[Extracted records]
· · · ·
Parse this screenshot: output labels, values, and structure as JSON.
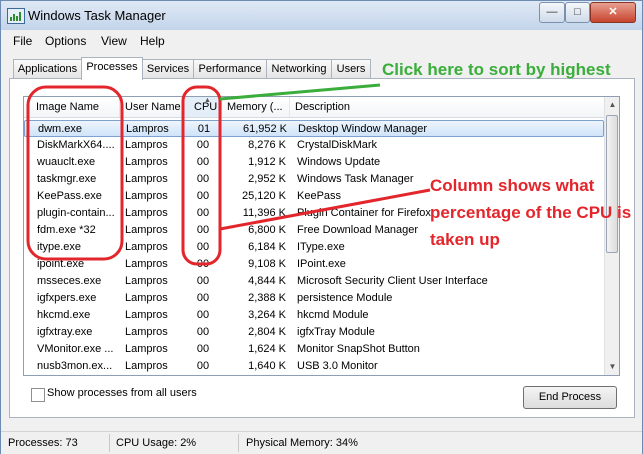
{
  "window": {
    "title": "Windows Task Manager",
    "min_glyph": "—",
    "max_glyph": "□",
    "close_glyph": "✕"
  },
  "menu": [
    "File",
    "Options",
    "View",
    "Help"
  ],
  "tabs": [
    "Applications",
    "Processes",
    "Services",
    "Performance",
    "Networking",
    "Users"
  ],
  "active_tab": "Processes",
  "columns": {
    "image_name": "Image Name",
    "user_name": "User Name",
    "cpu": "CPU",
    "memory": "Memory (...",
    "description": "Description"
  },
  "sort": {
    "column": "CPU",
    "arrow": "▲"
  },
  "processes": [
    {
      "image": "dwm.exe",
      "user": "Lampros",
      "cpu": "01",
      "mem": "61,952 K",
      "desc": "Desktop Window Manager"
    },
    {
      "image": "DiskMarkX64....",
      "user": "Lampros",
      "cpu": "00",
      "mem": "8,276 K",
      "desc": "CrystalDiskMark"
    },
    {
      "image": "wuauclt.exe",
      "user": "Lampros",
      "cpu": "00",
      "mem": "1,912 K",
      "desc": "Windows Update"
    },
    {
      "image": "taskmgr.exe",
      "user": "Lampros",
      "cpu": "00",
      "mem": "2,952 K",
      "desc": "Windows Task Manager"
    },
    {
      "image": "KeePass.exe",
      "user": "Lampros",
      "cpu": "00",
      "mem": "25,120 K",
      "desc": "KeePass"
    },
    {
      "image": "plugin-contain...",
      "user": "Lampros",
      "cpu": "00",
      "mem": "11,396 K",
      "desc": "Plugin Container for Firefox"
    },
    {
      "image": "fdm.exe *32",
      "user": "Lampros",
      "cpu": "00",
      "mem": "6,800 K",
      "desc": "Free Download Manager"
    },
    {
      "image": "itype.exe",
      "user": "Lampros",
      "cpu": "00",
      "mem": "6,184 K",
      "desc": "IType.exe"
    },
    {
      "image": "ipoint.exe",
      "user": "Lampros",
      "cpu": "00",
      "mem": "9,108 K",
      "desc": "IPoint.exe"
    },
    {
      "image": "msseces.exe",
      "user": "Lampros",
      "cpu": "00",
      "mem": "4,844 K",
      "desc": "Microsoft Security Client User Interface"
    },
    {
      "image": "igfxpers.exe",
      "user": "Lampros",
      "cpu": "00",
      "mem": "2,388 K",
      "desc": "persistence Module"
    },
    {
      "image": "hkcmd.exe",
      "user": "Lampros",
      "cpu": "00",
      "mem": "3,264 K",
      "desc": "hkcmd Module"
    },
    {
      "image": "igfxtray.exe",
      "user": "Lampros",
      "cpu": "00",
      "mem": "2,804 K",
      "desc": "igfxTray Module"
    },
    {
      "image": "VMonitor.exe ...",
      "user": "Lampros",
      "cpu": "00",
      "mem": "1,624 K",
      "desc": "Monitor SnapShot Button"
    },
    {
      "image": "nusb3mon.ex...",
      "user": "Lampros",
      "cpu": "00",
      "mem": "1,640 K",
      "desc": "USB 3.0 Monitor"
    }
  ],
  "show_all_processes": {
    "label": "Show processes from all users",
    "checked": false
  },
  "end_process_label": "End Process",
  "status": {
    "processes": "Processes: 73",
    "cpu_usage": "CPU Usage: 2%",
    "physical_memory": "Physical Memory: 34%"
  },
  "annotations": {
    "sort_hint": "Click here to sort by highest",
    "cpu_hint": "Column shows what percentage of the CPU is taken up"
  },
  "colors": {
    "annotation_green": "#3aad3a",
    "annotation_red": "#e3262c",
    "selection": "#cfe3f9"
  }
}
· · · ·
Find each line holding the string "Memory" and copy it out.

** Written response **
    "memory": "Memory (...",
    "physical_memory": "Physical Memory: 34%"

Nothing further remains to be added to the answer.